- [EXERCISE DETAILS]:
Find the line that contains "Read out every word on this page.". Then set down that line and all the lines after it, to the end of the records, exactly and with nothing added.

- [AVAILABLE DATA]:

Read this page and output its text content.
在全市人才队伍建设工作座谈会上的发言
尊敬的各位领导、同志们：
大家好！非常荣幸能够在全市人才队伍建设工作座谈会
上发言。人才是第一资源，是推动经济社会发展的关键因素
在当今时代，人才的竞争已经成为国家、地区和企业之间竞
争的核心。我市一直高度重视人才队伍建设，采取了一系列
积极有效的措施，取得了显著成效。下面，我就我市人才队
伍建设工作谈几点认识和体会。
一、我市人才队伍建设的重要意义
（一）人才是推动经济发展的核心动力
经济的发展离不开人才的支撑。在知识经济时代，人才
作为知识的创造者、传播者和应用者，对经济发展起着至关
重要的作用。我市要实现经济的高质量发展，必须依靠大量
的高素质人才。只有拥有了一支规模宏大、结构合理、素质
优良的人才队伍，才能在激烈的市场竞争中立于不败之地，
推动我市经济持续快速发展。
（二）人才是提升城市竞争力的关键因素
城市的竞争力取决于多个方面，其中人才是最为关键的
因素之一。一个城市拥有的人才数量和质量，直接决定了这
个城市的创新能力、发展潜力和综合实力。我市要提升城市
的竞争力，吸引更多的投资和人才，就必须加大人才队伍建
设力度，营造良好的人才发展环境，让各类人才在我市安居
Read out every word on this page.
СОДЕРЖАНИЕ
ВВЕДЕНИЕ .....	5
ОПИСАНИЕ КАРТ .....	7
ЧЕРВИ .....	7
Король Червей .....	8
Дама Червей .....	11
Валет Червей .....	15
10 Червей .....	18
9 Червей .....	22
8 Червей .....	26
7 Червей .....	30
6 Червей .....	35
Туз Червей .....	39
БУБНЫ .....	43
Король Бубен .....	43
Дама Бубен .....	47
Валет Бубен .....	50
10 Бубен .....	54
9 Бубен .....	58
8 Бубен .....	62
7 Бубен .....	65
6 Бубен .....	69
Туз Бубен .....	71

- [RESULT BELOW]:
Read out every word on this page.
СОДЕРЖАНИЕ
ВВЕДЕНИЕ .....	5
ОПИСАНИЕ КАРТ .....	7
ЧЕРВИ .....	7
Король Червей .....	8
Дама Червей .....	11
Валет Червей .....	15
10 Червей .....	18
9 Червей .....	22
8 Червей .....	26
7 Червей .....	30
6 Червей .....	35
Туз Червей .....	39
БУБНЫ .....	43
Король Бубен .....	43
Дама Бубен .....	47
Валет Бубен .....	50
10 Бубен .....	54
9 Бубен .....	58
8 Бубен .....	62
7 Бубен .....	65
6 Бубен .....	69
Туз Бубен .....	71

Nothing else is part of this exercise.